**Blocco di testo:**
"""
Cultura e Spettacoli

Sylvie Lubamba dopo la galera: “In carcere devi salvare la dignità di donna”

A distanza di quasi due anni dall'uscita di prigione, Sylvie Lubamba si racconta e ricorda le giornate vissute in carcere nel tentativo di non perdere "la dignità di donna"

Sylvie Lubamba dopo la galera: “In carcere devi salvare la dignità di donna”

Nel 2014 Sylvie Lubamba venne arrestata con l’accusa di aver utilizzato carte di credito non sue e per questo venne condannata a 3 anni e nove mesi di carcere. Il prossimo Natale festeggerà due anni da donna libera e giovedì 19 settembre prossimo sarà impegnata con la Milano Fashion Week.

Una sorta di ritorno nel mondo dello spettacolo per la Lubamba che, dopo aver trascorso gli ultimi anni in prigione, ha perso ogni contatto con la tv. Eppure, lei racconta, la gente continua a fermarla per strada e a chiederle quando tornerà sul piccolo schermo. “Al bar, al supermercato... Mi fermano, chiedono quando tornerò in televisione... – ha detto al Corriere della Sera, tornando a ricordare i momenti vissuti in carcere - . Dopo la perdita di un figlio e una malattia grave, (il carcere, ndr) è la prova più terribile per una persona. Sono una testimone. Se mi venisse offerta la possibilità di uno spazio, anche di piccole conduzioni, o una presenza in un reality, avrei parecchio da offrire, da condividere. Da professionista quale sono, e senza rinunciare alla comicità, agli istanti di leggerezza, alla mia anima, nel rispetto della vastità della commedia umana”.
"""
**Insieme di righe:**
"""
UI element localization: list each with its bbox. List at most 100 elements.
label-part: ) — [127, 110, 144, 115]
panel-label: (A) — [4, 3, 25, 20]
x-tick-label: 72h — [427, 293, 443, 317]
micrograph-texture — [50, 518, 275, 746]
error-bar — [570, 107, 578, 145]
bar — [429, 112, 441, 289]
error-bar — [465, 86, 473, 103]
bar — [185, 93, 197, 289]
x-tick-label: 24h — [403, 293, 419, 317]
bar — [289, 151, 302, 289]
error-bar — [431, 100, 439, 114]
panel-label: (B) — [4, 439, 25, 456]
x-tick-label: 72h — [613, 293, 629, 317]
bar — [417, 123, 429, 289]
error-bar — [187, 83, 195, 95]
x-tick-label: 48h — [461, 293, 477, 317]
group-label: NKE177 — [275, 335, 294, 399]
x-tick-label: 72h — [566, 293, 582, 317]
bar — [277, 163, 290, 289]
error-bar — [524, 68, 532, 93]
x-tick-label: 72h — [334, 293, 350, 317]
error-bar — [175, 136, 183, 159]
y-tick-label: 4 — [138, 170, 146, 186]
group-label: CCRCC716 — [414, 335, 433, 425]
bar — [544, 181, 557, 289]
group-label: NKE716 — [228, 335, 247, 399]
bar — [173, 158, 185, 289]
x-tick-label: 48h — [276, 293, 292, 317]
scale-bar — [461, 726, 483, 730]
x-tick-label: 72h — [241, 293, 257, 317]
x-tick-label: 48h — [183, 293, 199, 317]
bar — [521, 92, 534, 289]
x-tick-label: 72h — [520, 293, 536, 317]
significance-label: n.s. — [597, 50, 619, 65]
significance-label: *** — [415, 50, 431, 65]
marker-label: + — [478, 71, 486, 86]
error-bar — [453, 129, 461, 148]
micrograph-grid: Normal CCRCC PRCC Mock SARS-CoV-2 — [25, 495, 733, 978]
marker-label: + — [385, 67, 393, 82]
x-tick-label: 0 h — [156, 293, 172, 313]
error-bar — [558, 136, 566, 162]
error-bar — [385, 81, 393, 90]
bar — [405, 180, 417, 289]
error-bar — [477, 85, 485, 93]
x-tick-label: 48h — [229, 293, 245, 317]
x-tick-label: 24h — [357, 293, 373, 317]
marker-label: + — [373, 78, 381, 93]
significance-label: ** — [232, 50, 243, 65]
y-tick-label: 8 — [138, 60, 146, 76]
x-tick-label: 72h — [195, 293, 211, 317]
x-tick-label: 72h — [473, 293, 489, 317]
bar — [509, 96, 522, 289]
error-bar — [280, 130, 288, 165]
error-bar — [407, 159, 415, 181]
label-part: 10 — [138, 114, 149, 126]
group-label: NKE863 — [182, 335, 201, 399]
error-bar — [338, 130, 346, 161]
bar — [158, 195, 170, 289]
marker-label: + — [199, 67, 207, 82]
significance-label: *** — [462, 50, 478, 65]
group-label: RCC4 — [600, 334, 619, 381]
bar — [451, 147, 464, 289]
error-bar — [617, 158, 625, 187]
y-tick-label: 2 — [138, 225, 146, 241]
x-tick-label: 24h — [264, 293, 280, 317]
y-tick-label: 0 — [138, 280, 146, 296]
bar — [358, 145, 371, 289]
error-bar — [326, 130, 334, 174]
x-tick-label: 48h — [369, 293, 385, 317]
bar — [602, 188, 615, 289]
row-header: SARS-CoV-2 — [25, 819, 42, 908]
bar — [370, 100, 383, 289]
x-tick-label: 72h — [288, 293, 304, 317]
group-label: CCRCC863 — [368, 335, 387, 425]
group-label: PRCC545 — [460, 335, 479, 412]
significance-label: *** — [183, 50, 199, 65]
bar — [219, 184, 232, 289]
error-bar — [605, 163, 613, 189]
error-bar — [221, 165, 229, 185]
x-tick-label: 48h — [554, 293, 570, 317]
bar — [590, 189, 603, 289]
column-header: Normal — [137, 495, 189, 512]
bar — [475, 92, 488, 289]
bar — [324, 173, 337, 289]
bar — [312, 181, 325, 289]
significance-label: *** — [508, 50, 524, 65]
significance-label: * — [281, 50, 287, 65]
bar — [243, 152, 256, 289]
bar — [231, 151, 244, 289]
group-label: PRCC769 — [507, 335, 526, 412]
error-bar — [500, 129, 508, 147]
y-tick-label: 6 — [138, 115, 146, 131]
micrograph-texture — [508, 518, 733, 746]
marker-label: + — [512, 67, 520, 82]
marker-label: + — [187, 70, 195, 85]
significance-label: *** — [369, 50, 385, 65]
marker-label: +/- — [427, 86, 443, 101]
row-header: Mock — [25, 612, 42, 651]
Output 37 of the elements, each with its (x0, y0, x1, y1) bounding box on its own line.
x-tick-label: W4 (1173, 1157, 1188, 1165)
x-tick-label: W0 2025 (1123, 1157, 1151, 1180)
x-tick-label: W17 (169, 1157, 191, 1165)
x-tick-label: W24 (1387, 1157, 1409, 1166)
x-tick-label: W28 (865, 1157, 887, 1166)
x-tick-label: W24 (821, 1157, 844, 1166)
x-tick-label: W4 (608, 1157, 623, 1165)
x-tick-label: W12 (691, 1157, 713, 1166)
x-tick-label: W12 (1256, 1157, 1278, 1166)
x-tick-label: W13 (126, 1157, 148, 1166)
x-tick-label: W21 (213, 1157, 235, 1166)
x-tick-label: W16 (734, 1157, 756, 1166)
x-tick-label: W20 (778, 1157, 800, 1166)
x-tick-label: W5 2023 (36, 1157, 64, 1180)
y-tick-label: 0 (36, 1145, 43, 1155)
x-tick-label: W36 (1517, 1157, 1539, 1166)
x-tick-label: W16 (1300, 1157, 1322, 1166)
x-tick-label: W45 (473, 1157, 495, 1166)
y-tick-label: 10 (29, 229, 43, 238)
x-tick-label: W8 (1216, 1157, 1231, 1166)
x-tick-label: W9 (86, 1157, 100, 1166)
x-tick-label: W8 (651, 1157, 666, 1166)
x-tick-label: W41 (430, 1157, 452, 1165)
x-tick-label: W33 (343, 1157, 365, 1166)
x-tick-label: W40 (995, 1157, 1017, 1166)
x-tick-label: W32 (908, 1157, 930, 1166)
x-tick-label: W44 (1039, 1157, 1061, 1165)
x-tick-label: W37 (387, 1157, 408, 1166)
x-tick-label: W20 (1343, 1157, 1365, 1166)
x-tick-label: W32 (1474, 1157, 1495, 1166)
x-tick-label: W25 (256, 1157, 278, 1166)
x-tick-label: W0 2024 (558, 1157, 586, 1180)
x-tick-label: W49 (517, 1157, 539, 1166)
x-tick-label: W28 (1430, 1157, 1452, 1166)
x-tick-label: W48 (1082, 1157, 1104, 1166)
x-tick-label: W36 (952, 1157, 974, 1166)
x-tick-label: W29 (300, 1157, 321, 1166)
"""
**Compito 1:** Secondo l'articolo su Sylvie Lubamba, a quanto tempo di carcere venne condannata?
**Compito 2:** Scrivi per favore il seguito dell'articolo su Sylvie Lubamba, partendo dopo la sua ultima frase.

**Spazio risposta 1:** A 3 anni e nove mesi.

**Spazio risposta 2:**
Sylvie Lubamba, che ha trascorso quasi quattro anni in cella, racconta il dramma di quella vita e spiega: “In cella stai per giorni, settimane, in una situazione sospesa, di incredulità. Ti dici: “Ma no, è un incubo, dai, adesso mi sveglio”. Poi ne prendi atto e, come dire, diventi di pietra”. La showgirl, quindi, descrive le sue giornate in cella: “Ci sono altre detenute che compiono gesti di autolesionismo, che picchiano la testa contro i muri, che urlano, e giuro, sono urla strazianti... All’inizio corri, consoli... poi, appunto, ci fai l’abitudine, anche se non mancheranno mai abbracci intensi, carezze che commuovono...”. “Ma è così ogni giorno, sarà così domani – ha continuato a spiegare - . È il carcere. Devi già resistere per salvare la tua dignità. La tua dignità di donna”.

Lei, infatti, che teneva tanto alla sua femminilità e alla cura della persona, ha dovuto rinunciarci perché “in cella sei in cinque in uno spazio minuscolo condividendo un gabinetto lì a due metri, e la tua intimità è quella che è”.

Però, l’incontro con il Papa, le ha permesso di ritrovare quella dignità che stava perdendo e, ad oggi, si dice pronta per tornare a lavorare da professionista facendo tesoro di ciò che gli anni in carcere le hanno insegnato.